Reputation: 6500
I am giving my self exercises and wondering if there is a way to find the first item from left in the list matching a certain criteria using just foldr
? I want the recursion to stop when the first item is found (I know I could probably combine using take
) but I am curious to know if it is possible to do just using foldr
?
firstFind (\x -> x > 1000) [] xs
Upvotes: 2
Views: 1559
Reputation: 116174
The problem: find f
and b
.
firstFind :: (a -> Bool) -> [a] -> Maybe a
firstFind p list = foldr f b list
where f = ???
b = ???
We want:
firstFind p [] = Nothing
but we also have
firstFind p []
= def. firstFind
foldr f b []
= def. foldr
b
from which we see what b
must be.
Further, take list = x:xs
firstFind p list
= def. firstFind
foldr f b (x:xs)
= def. foldr
f x (foldr f b xs)
= def. firstFind
f x (firstFind p xs)

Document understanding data
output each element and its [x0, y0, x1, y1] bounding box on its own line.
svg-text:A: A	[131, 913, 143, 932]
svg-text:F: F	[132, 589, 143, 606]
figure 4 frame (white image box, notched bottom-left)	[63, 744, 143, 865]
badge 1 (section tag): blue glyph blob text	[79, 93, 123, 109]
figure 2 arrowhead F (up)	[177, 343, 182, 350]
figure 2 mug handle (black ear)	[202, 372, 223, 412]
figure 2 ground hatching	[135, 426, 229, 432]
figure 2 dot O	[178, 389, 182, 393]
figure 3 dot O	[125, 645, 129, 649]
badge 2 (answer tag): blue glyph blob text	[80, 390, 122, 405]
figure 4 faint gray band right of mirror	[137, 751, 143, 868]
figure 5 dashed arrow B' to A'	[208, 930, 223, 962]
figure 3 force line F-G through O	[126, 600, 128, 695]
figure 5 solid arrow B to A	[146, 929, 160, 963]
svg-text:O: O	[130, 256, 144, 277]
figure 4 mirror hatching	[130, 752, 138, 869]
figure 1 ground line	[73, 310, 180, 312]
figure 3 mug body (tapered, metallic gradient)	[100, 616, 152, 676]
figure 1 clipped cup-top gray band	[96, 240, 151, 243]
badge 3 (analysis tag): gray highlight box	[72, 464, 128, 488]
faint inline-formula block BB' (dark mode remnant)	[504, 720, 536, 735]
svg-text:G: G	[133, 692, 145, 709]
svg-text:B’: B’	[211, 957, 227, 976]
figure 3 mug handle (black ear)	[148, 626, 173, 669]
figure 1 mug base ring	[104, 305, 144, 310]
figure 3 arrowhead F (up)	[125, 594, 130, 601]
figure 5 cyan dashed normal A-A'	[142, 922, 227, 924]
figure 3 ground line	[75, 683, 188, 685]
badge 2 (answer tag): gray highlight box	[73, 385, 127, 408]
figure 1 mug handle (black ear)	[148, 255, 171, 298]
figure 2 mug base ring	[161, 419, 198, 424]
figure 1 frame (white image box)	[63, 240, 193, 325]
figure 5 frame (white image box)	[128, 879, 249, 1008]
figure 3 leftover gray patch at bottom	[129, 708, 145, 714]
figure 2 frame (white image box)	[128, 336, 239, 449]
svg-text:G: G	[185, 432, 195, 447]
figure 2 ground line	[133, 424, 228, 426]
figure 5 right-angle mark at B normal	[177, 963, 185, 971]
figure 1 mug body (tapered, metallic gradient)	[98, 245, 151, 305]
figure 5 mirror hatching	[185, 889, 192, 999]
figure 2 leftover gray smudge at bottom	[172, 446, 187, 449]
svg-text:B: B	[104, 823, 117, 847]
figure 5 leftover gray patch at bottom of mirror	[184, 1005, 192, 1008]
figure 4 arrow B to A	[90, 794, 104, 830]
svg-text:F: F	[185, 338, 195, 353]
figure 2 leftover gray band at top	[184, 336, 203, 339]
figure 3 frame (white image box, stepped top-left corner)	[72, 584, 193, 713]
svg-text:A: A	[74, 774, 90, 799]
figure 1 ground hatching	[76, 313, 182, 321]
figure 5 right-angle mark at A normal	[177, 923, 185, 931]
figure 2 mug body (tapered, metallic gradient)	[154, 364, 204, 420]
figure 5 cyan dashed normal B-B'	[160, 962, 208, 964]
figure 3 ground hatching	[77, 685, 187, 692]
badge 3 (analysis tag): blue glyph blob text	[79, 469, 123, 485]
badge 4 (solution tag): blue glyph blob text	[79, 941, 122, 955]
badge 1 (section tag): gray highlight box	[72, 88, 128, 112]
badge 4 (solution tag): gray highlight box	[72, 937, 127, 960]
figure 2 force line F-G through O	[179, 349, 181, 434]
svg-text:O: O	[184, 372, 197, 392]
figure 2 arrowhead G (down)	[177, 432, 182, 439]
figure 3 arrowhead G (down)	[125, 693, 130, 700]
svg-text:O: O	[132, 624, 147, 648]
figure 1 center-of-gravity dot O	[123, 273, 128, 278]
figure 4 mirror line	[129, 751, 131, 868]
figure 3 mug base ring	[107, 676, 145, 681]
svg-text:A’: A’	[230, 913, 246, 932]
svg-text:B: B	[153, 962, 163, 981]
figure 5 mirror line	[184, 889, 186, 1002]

Task to complete
Pick up the Haskell foldr discussion about finding the first matching list item where it stops, continuing the text from its last line.

Answer box
Now, we just need to find f
so that this chooses the first match.
Recall that f
can depend on p
. What should f
return when p x
is true? What in the opposite case?
where -- f :: a -> Maybe a -> Maybe a
f x y = ???
(Note: above I wrote the type signature for f
for clarity, but you don't have to include it in your code. If you add it, uncommented, you will trip into a type variable confusion: that a
is not the same a
as in findFirst
because it is generalized locally -- since you are just beginning, ignore this and simply remove it for the moment being.)